WHAT YOU HAVE TO DO: Output the material exactly, but drop every image it holds.

---------- TASK DATA ----------

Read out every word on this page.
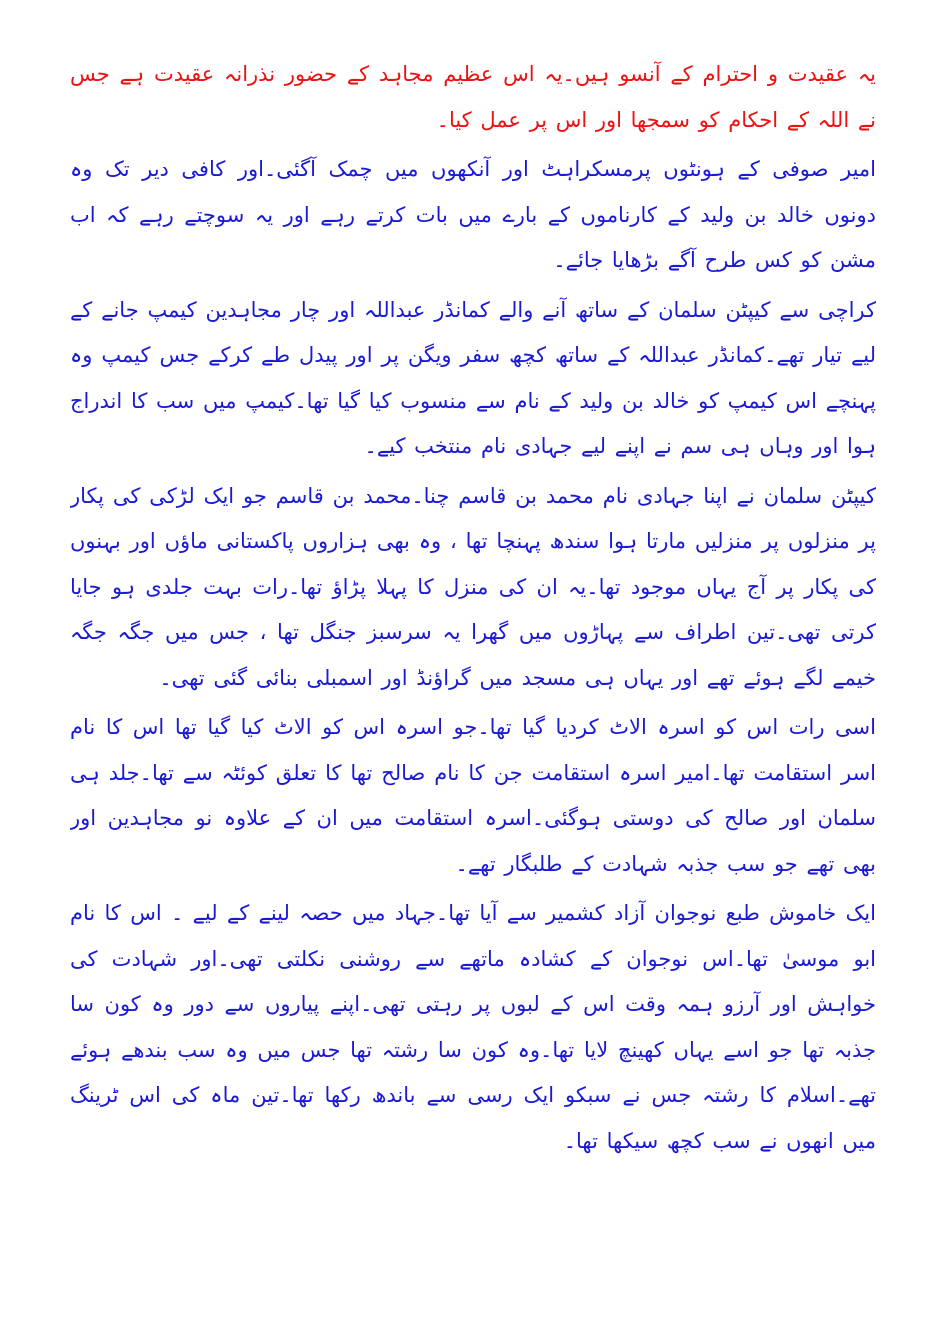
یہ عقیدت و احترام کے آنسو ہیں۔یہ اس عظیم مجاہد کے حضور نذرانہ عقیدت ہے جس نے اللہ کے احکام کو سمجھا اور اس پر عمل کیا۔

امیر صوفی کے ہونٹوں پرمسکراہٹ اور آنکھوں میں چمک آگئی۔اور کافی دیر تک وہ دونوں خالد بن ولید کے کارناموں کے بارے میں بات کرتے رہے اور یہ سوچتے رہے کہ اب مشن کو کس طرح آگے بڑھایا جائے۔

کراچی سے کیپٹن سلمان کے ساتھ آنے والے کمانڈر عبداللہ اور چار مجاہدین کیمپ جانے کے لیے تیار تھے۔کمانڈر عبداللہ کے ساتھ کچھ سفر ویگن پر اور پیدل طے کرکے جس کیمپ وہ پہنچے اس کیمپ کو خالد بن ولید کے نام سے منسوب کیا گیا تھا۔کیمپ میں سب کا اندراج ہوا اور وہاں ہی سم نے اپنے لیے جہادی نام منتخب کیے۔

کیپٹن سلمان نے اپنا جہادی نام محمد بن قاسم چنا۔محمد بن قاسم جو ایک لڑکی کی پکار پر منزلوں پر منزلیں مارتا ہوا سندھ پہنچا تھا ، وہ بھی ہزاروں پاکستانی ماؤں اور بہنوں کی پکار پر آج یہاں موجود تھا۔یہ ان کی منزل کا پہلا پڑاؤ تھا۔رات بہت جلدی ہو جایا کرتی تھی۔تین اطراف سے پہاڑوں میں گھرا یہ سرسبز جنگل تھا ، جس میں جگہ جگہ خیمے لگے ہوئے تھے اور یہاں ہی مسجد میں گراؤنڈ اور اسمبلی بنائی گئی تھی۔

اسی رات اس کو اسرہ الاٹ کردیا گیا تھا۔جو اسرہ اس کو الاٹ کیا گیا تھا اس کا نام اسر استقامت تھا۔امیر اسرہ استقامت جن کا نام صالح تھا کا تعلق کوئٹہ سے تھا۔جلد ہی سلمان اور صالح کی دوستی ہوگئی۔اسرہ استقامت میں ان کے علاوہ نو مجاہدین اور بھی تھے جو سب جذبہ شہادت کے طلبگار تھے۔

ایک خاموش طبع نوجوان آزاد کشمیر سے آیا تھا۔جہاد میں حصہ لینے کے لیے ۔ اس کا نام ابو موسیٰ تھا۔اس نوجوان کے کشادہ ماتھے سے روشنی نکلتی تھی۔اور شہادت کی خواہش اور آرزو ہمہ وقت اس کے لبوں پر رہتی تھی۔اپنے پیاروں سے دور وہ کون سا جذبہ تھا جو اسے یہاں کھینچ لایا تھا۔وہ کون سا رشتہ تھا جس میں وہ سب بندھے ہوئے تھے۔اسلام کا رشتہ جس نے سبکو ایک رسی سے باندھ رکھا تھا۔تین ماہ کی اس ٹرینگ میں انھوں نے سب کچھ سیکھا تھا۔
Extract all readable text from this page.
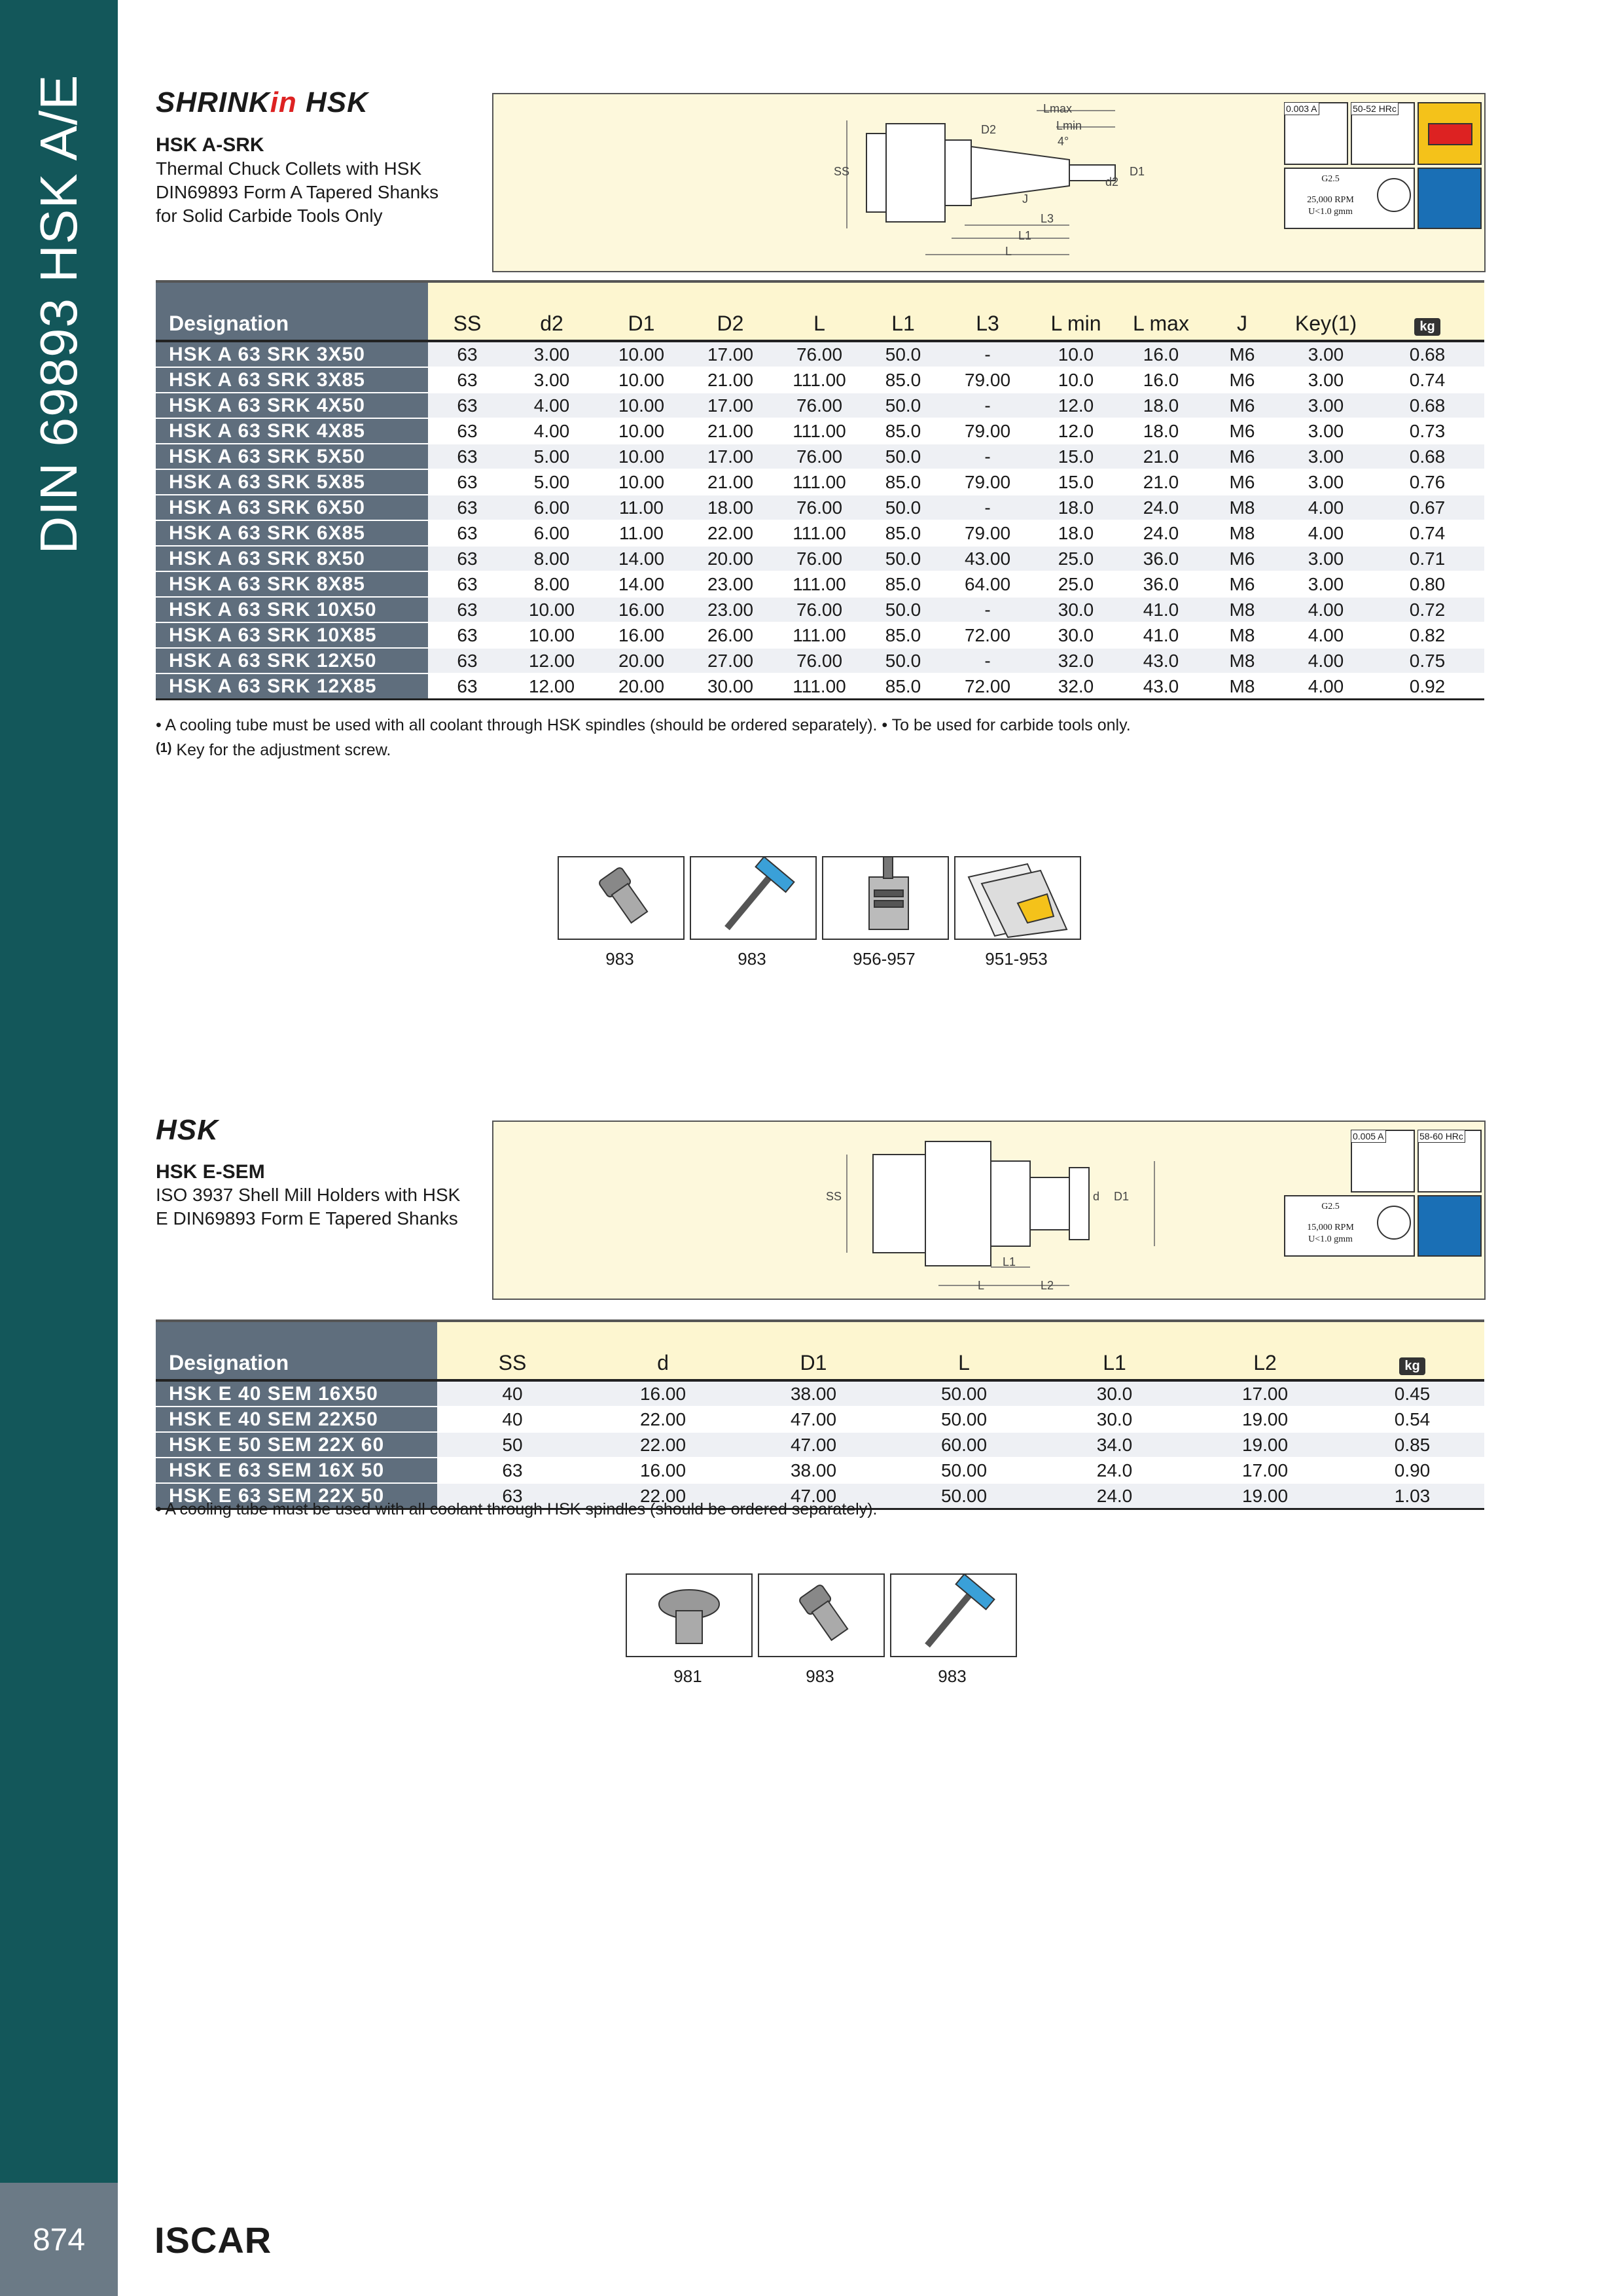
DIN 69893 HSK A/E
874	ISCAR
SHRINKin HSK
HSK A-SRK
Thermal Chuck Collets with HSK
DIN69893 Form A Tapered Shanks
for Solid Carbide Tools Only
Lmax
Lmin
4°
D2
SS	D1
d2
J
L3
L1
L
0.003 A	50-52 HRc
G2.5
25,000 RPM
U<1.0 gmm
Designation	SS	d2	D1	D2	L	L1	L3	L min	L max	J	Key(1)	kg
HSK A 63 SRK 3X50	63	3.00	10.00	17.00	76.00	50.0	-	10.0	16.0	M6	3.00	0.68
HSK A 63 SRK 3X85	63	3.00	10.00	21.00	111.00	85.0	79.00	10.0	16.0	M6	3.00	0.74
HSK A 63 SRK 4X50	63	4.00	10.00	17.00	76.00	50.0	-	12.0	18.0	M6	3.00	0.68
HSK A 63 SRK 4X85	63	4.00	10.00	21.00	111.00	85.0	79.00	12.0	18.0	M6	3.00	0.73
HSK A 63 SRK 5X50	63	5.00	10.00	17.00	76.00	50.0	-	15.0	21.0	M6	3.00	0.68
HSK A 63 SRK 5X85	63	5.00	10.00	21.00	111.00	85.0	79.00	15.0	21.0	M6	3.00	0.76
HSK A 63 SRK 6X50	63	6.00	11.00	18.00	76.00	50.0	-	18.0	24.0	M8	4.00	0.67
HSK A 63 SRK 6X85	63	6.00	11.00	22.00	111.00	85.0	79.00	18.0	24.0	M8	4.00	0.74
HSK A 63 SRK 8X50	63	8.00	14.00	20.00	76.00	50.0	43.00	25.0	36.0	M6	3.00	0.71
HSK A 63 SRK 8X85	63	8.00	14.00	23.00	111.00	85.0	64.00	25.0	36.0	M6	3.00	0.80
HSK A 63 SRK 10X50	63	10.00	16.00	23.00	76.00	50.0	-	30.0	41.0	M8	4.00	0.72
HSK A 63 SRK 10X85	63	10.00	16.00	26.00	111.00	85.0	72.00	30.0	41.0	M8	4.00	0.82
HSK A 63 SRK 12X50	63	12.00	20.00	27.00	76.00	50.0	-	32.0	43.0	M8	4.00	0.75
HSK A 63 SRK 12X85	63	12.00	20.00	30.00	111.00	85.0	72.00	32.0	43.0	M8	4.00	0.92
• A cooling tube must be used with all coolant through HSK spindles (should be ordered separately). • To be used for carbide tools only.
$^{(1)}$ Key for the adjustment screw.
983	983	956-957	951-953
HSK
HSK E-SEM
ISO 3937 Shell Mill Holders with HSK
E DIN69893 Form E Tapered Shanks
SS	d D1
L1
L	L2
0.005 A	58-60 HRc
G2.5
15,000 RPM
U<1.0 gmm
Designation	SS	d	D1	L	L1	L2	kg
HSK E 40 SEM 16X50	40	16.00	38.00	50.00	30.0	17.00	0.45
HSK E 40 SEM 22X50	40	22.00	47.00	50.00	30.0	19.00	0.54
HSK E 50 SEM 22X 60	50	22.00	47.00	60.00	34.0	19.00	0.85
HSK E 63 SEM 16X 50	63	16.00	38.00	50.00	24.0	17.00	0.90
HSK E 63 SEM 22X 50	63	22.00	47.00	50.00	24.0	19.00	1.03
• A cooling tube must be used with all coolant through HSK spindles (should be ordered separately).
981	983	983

----------

EXERCISE RESPONSE:
Read out every word on this page.
یہ عقیدت و احترام کے آنسو ہیں۔یہ اس عظیم مجاہد کے حضور نذرانہ عقیدت ہے جس نے اللہ کے احکام کو سمجھا اور اس پر عمل کیا۔

امیر صوفی کے ہونٹوں پرمسکراہٹ اور آنکھوں میں چمک آگئی۔اور کافی دیر تک وہ دونوں خالد بن ولید کے کارناموں کے بارے میں بات کرتے رہے اور یہ سوچتے رہے کہ اب مشن کو کس طرح آگے بڑھایا جائے۔

کراچی سے کیپٹن سلمان کے ساتھ آنے والے کمانڈر عبداللہ اور چار مجاہدین کیمپ جانے کے لیے تیار تھے۔کمانڈر عبداللہ کے ساتھ کچھ سفر ویگن پر اور پیدل طے کرکے جس کیمپ وہ پہنچے اس کیمپ کو خالد بن ولید کے نام سے منسوب کیا گیا تھا۔کیمپ میں سب کا اندراج ہوا اور وہاں ہی سم نے اپنے لیے جہادی نام منتخب کیے۔

کیپٹن سلمان نے اپنا جہادی نام محمد بن قاسم چنا۔محمد بن قاسم جو ایک لڑکی کی پکار پر منزلوں پر منزلیں مارتا ہوا سندھ پہنچا تھا ، وہ بھی ہزاروں پاکستانی ماؤں اور بہنوں کی پکار پر آج یہاں موجود تھا۔یہ ان کی منزل کا پہلا پڑاؤ تھا۔رات بہت جلدی ہو جایا کرتی تھی۔تین اطراف سے پہاڑوں میں گھرا یہ سرسبز جنگل تھا ، جس میں جگہ جگہ خیمے لگے ہوئے تھے اور یہاں ہی مسجد میں گراؤنڈ اور اسمبلی بنائی گئی تھی۔

اسی رات اس کو اسرہ الاٹ کردیا گیا تھا۔جو اسرہ اس کو الاٹ کیا گیا تھا اس کا نام اسر استقامت تھا۔امیر اسرہ استقامت جن کا نام صالح تھا کا تعلق کوئٹہ سے تھا۔جلد ہی سلمان اور صالح کی دوستی ہوگئی۔اسرہ استقامت میں ان کے علاوہ نو مجاہدین اور بھی تھے جو سب جذبہ شہادت کے طلبگار تھے۔

ایک خاموش طبع نوجوان آزاد کشمیر سے آیا تھا۔جہاد میں حصہ لینے کے لیے ۔ اس کا نام ابو موسیٰ تھا۔اس نوجوان کے کشادہ ماتھے سے روشنی نکلتی تھی۔اور شہادت کی خواہش اور آرزو ہمہ وقت اس کے لبوں پر رہتی تھی۔اپنے پیاروں سے دور وہ کون سا جذبہ تھا جو اسے یہاں کھینچ لایا تھا۔وہ کون سا رشتہ تھا جس میں وہ سب بندھے ہوئے تھے۔اسلام کا رشتہ جس نے سبکو ایک رسی سے باندھ رکھا تھا۔تین ماہ کی اس ٹرینگ میں انھوں نے سب کچھ سیکھا تھا۔
Extract all readable text from this page.
DIN 69893 HSK A/E
874	ISCAR
SHRINKin HSK
HSK A-SRK
Thermal Chuck Collets with HSK
DIN69893 Form A Tapered Shanks
for Solid Carbide Tools Only
Lmax
Lmin
4°
D2
SS	D1
d2
J
L3
L1
L
0.003 A	50-52 HRc
G2.5
25,000 RPM
U<1.0 gmm
Designation	SS	d2	D1	D2	L	L1	L3	L min	L max	J	Key(1)	kg
HSK A 63 SRK 3X50	63	3.00	10.00	17.00	76.00	50.0	-	10.0	16.0	M6	3.00	0.68
HSK A 63 SRK 3X85	63	3.00	10.00	21.00	111.00	85.0	79.00	10.0	16.0	M6	3.00	0.74
HSK A 63 SRK 4X50	63	4.00	10.00	17.00	76.00	50.0	-	12.0	18.0	M6	3.00	0.68
HSK A 63 SRK 4X85	63	4.00	10.00	21.00	111.00	85.0	79.00	12.0	18.0	M6	3.00	0.73
HSK A 63 SRK 5X50	63	5.00	10.00	17.00	76.00	50.0	-	15.0	21.0	M6	3.00	0.68
HSK A 63 SRK 5X85	63	5.00	10.00	21.00	111.00	85.0	79.00	15.0	21.0	M6	3.00	0.76
HSK A 63 SRK 6X50	63	6.00	11.00	18.00	76.00	50.0	-	18.0	24.0	M8	4.00	0.67
HSK A 63 SRK 6X85	63	6.00	11.00	22.00	111.00	85.0	79.00	18.0	24.0	M8	4.00	0.74
HSK A 63 SRK 8X50	63	8.00	14.00	20.00	76.00	50.0	43.00	25.0	36.0	M6	3.00	0.71
HSK A 63 SRK 8X85	63	8.00	14.00	23.00	111.00	85.0	64.00	25.0	36.0	M6	3.00	0.80
HSK A 63 SRK 10X50	63	10.00	16.00	23.00	76.00	50.0	-	30.0	41.0	M8	4.00	0.72
HSK A 63 SRK 10X85	63	10.00	16.00	26.00	111.00	85.0	72.00	30.0	41.0	M8	4.00	0.82
HSK A 63 SRK 12X50	63	12.00	20.00	27.00	76.00	50.0	-	32.0	43.0	M8	4.00	0.75
HSK A 63 SRK 12X85	63	12.00	20.00	30.00	111.00	85.0	72.00	32.0	43.0	M8	4.00	0.92
• A cooling tube must be used with all coolant through HSK spindles (should be ordered separately). • To be used for carbide tools only.
$^{(1)}$ Key for the adjustment screw.
983	983	956-957	951-953
HSK
HSK E-SEM
ISO 3937 Shell Mill Holders with HSK
E DIN69893 Form E Tapered Shanks
SS	d D1
L1
L	L2
0.005 A	58-60 HRc
G2.5
15,000 RPM
U<1.0 gmm
Designation	SS	d	D1	L	L1	L2	kg
HSK E 40 SEM 16X50	40	16.00	38.00	50.00	30.0	17.00	0.45
HSK E 40 SEM 22X50	40	22.00	47.00	50.00	30.0	19.00	0.54
HSK E 50 SEM 22X 60	50	22.00	47.00	60.00	34.0	19.00	0.85
HSK E 63 SEM 16X 50	63	16.00	38.00	50.00	24.0	17.00	0.90
HSK E 63 SEM 22X 50	63	22.00	47.00	50.00	24.0	19.00	1.03
• A cooling tube must be used with all coolant through HSK spindles (should be ordered separately).
981	983	983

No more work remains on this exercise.